Data items ▸
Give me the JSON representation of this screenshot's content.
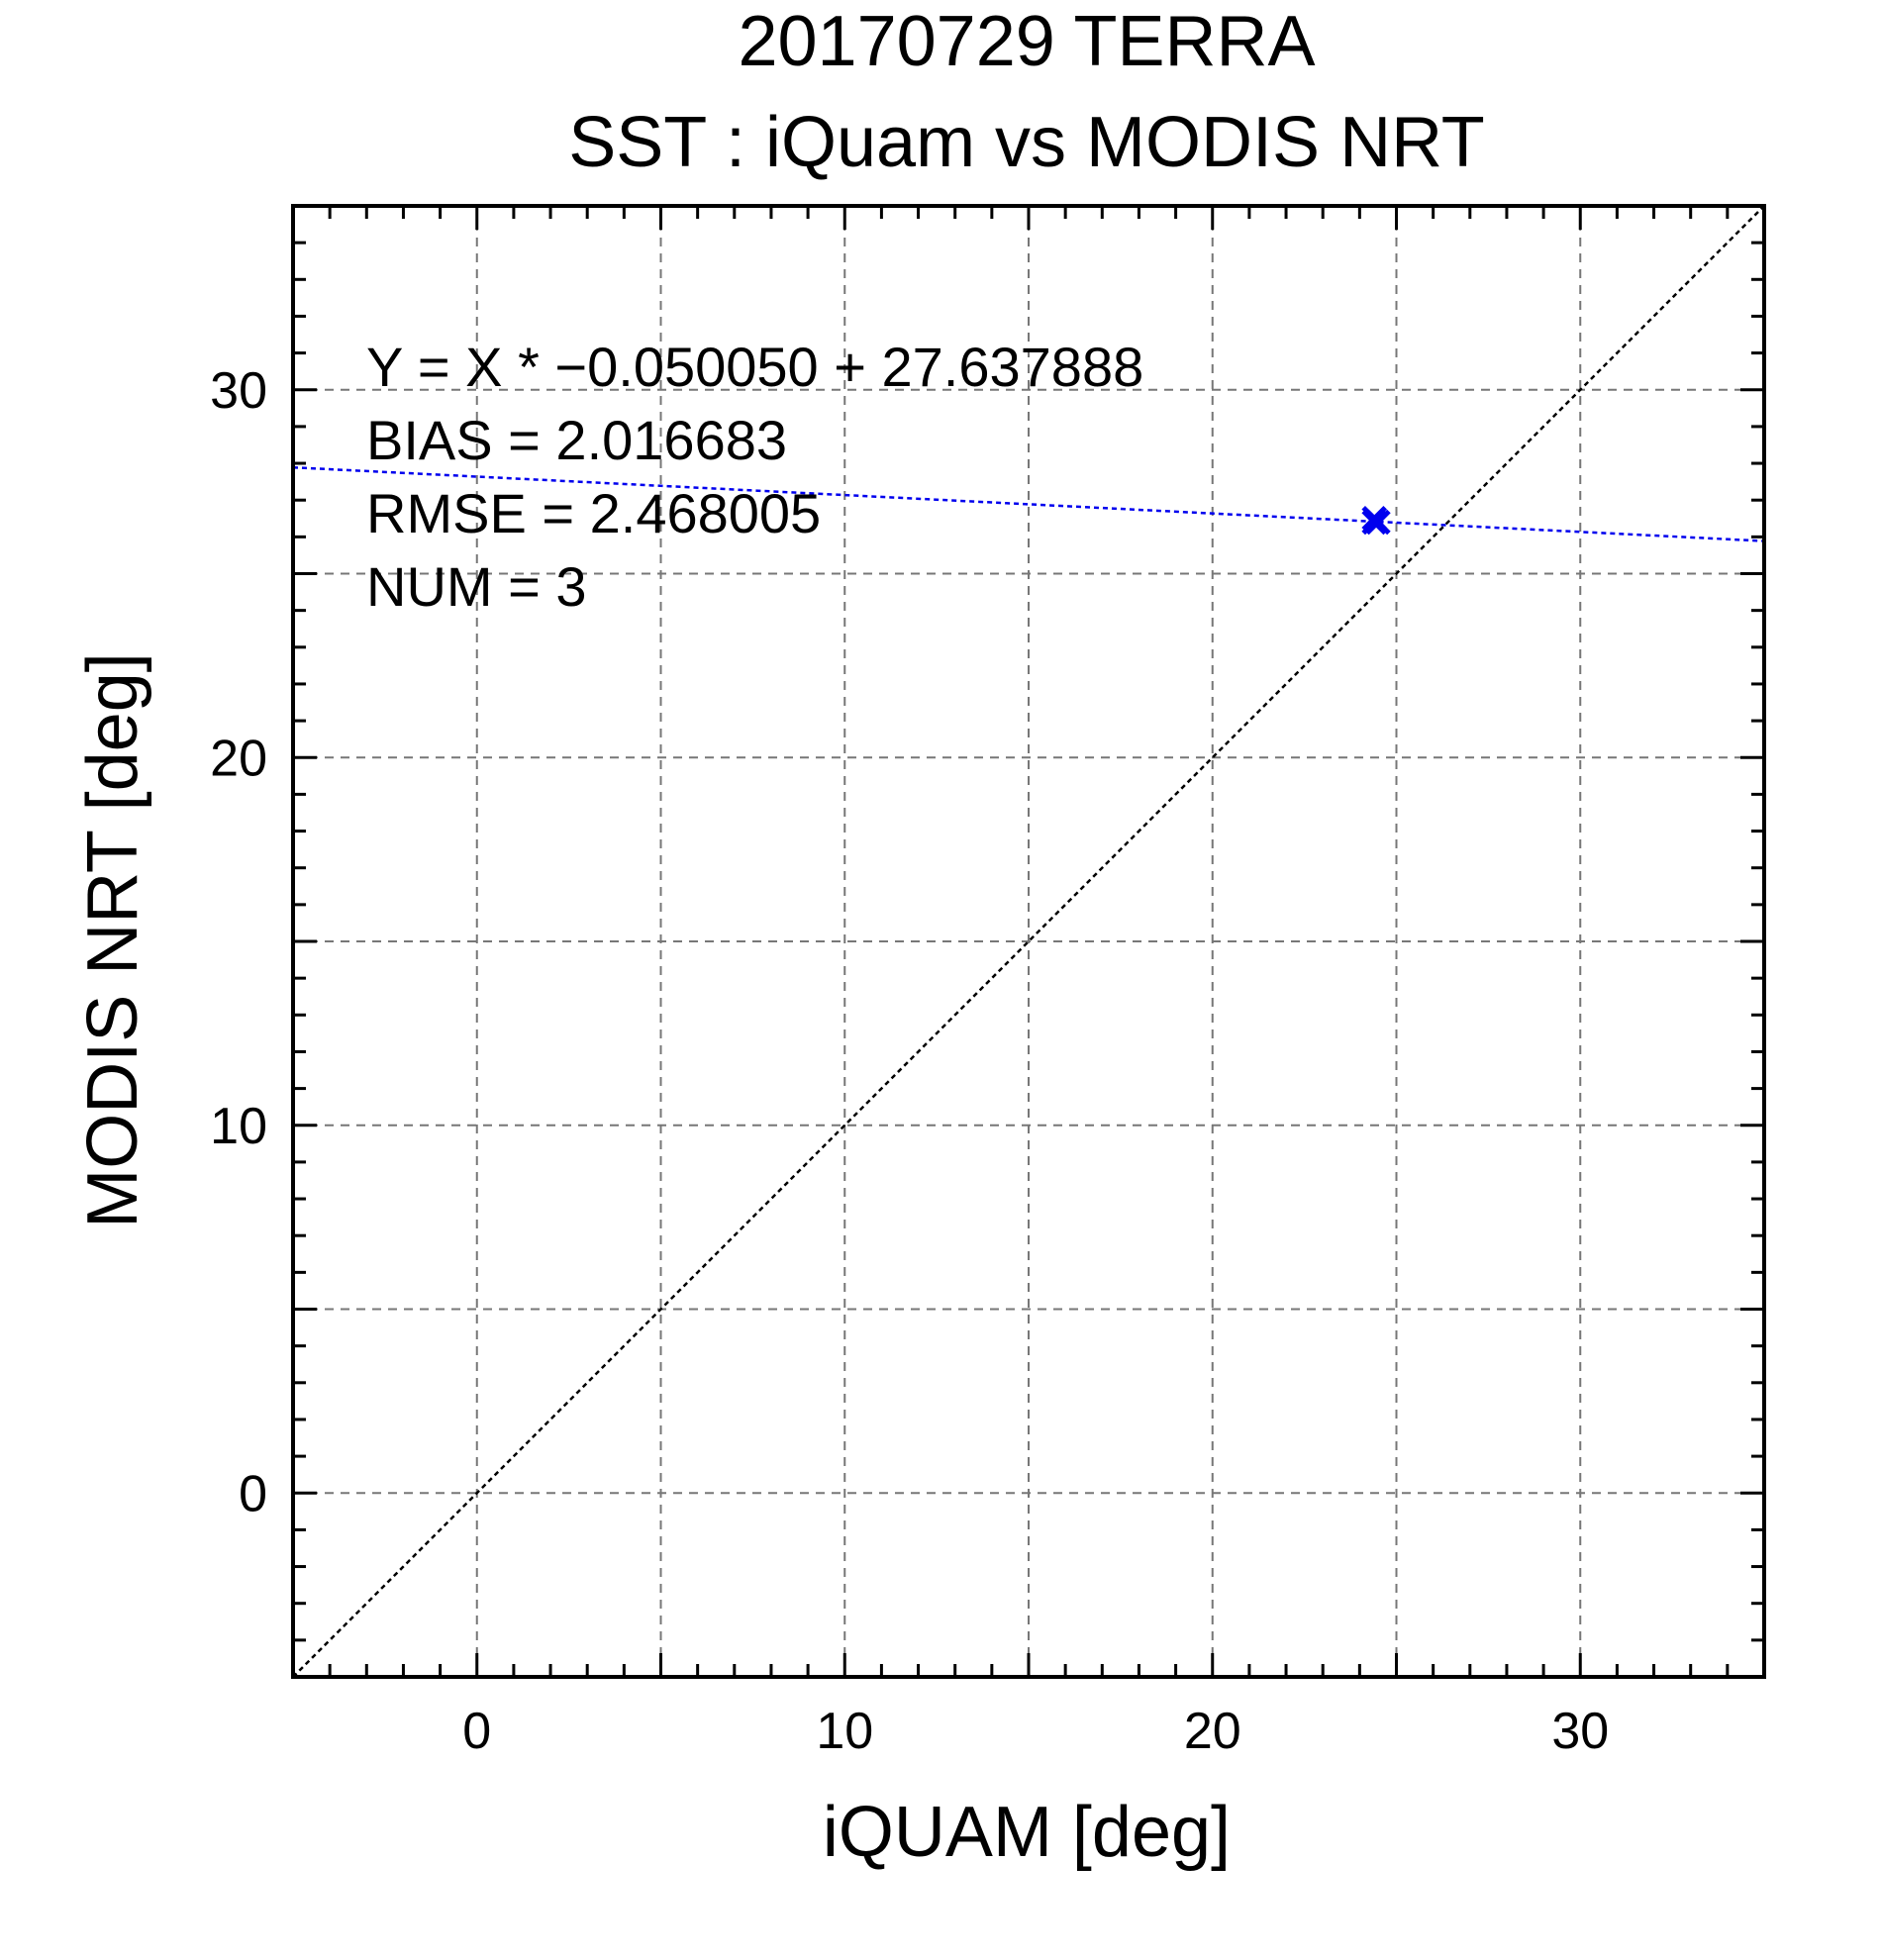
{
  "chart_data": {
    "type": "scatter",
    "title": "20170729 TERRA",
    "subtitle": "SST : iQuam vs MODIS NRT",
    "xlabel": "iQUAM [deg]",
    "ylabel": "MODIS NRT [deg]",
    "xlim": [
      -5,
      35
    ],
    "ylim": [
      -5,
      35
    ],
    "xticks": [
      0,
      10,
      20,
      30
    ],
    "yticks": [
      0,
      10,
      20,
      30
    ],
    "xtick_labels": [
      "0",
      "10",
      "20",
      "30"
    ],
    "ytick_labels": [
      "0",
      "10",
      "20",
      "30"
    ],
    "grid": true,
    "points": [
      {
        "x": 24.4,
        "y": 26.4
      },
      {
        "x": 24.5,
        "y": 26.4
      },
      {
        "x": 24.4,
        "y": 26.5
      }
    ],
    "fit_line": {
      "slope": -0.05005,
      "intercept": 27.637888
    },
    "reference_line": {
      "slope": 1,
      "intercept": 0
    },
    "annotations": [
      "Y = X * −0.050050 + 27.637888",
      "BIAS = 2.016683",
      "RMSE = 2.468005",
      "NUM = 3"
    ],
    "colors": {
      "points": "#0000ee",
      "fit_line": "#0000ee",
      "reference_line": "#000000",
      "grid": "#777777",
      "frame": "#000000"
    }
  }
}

...

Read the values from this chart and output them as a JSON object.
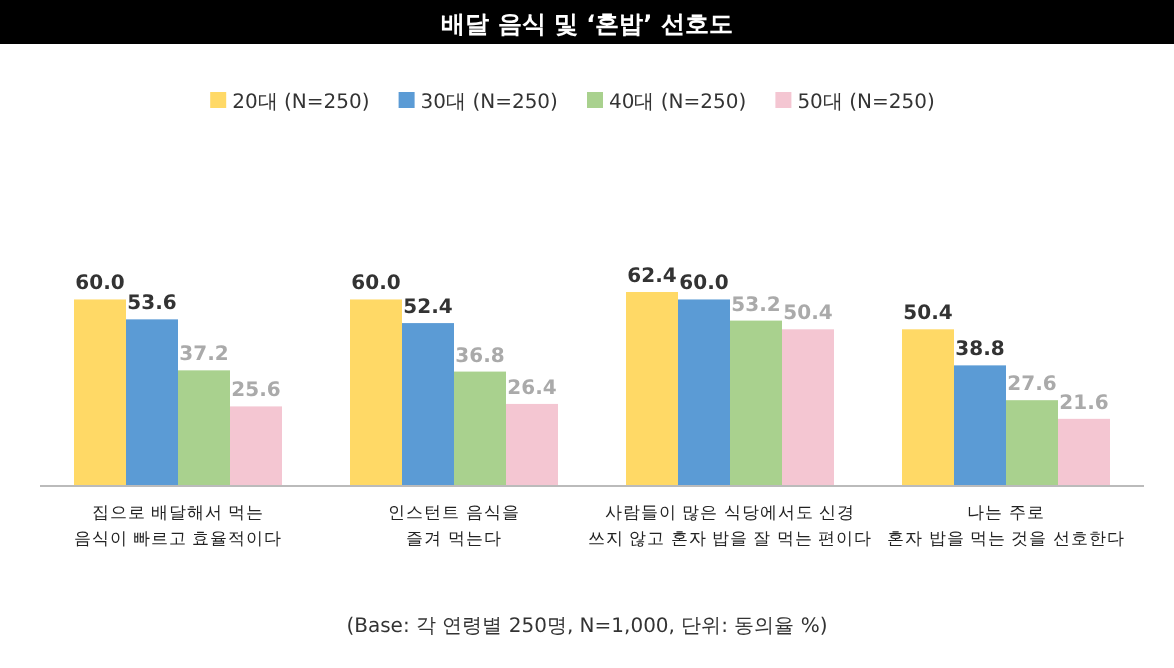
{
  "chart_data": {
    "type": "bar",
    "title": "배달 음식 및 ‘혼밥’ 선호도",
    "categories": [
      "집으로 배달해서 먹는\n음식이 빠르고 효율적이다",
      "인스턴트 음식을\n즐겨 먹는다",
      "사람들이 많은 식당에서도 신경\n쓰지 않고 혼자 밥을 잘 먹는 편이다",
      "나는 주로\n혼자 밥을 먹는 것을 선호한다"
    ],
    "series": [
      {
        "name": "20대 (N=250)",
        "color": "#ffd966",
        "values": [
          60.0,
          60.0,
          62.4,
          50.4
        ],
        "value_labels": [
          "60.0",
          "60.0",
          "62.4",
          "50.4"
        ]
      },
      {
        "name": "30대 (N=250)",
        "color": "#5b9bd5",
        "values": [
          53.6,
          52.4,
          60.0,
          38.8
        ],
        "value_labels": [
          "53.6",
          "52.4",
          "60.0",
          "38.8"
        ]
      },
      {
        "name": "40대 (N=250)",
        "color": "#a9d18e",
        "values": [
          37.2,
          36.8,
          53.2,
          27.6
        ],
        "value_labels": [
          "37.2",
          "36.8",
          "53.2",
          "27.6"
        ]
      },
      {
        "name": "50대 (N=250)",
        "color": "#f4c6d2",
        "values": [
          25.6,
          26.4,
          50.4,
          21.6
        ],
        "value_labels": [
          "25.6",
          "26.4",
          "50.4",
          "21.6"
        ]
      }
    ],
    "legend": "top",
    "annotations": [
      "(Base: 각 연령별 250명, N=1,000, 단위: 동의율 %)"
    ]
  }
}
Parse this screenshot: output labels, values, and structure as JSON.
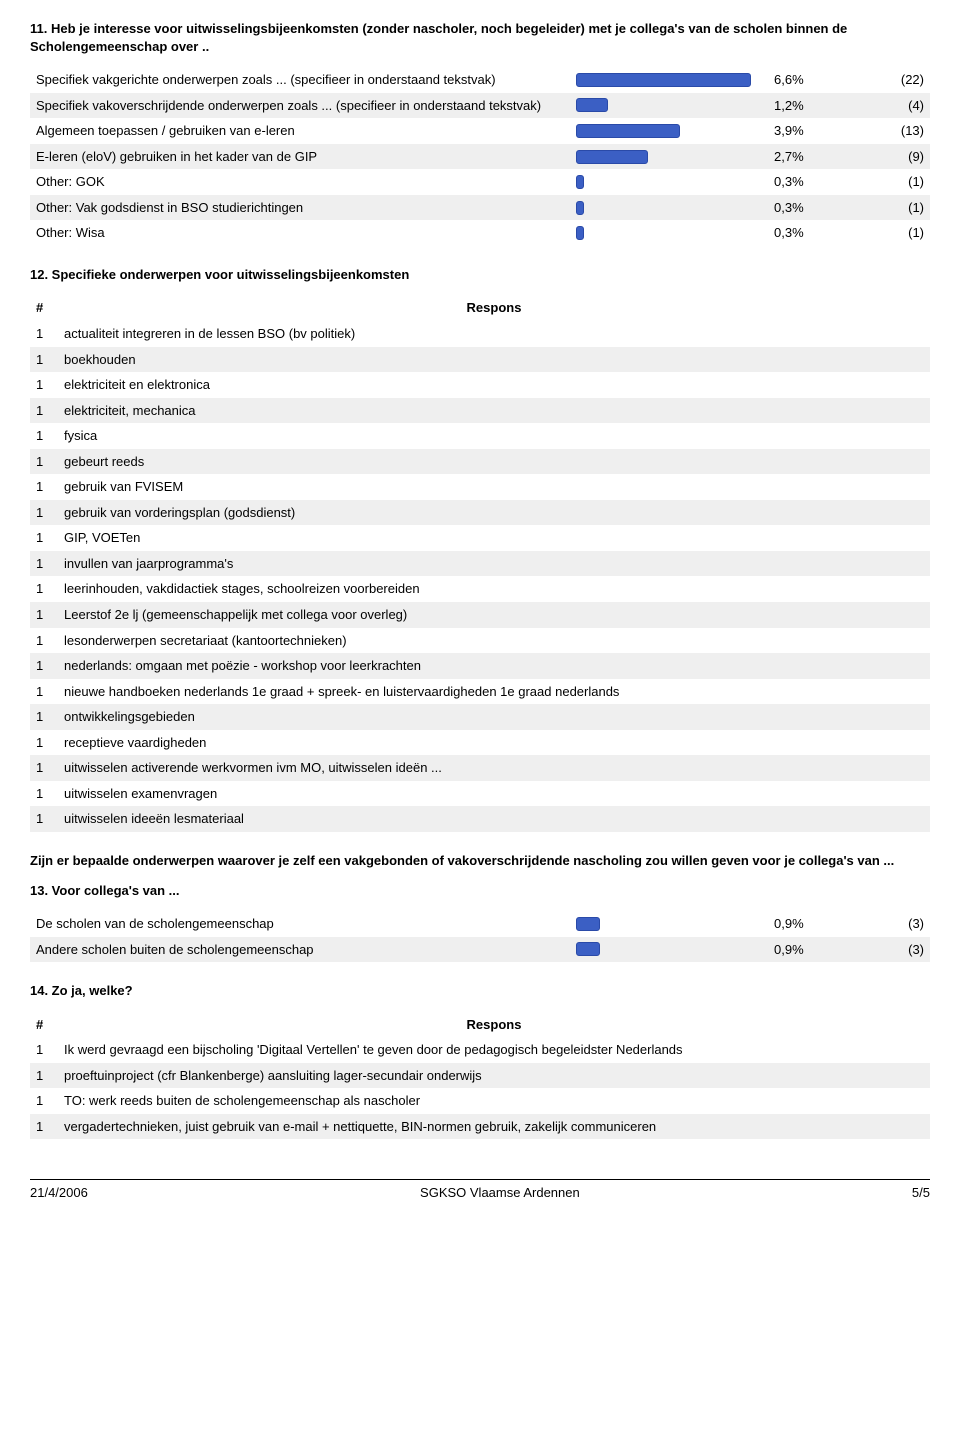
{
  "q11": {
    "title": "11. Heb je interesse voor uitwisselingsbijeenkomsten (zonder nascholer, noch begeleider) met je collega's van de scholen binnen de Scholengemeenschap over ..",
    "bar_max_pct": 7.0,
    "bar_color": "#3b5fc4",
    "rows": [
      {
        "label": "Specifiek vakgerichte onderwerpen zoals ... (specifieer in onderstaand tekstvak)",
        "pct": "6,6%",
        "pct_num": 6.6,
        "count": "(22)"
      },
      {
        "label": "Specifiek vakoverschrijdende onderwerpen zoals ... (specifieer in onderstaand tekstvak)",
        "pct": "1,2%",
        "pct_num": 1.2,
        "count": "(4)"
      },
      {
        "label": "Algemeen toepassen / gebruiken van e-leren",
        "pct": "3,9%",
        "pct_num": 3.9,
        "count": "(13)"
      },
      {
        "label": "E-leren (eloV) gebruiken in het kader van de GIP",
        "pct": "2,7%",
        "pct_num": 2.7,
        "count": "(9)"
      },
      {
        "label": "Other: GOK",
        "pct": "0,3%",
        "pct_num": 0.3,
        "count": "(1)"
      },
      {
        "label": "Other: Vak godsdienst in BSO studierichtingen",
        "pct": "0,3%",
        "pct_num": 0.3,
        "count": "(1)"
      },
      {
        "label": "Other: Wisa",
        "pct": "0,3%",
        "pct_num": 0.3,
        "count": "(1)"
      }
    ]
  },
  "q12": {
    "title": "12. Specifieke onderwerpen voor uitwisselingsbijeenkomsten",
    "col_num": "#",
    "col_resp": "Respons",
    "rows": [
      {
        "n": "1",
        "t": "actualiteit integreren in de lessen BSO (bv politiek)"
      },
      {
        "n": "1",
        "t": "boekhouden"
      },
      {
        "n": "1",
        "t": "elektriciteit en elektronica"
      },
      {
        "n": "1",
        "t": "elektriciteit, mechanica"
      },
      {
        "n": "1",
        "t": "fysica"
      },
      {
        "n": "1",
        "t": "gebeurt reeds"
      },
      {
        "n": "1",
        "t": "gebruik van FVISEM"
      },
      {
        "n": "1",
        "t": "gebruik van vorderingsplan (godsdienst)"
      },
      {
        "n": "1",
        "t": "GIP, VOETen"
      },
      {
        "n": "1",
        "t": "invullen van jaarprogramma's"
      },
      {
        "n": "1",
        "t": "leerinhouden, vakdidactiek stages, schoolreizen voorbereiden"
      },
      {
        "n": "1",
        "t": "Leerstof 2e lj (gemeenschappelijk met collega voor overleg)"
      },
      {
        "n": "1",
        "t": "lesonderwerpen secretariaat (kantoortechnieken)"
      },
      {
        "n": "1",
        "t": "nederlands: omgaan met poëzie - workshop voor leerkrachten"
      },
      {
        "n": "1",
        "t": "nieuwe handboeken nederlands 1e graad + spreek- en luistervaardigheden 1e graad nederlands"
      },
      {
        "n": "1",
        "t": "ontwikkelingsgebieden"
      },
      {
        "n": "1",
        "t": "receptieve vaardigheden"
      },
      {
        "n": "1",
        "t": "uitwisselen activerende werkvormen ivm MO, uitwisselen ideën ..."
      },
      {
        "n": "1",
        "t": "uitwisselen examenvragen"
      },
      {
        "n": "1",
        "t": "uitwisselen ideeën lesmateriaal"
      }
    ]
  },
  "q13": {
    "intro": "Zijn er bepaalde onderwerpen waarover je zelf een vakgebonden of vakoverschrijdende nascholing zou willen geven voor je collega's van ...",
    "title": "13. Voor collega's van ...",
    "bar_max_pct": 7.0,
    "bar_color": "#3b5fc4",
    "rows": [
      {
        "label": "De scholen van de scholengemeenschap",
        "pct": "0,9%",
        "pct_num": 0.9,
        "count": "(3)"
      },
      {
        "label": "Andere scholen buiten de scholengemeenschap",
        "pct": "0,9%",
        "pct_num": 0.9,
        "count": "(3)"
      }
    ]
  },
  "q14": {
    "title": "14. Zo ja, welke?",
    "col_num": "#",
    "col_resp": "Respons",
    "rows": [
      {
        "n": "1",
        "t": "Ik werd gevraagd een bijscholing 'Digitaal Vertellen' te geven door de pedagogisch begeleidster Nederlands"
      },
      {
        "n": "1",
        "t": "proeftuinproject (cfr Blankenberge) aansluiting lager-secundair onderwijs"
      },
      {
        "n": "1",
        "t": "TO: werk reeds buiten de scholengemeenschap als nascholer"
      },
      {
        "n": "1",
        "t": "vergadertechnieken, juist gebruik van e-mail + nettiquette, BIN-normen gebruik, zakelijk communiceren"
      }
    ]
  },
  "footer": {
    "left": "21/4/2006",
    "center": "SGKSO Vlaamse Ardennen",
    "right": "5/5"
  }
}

REQUIRED WORK ▸ Locate all lines that include the word "specifieer" and copy them out.

TASK ANSWER ▸
        "label": "Specifiek vakgerichte onderwerpen zoals ... (specifieer in onderstaand tekstvak)",
        "label": "Specifiek vakoverschrijdende onderwerpen zoals ... (specifieer in onderstaand tekstvak)",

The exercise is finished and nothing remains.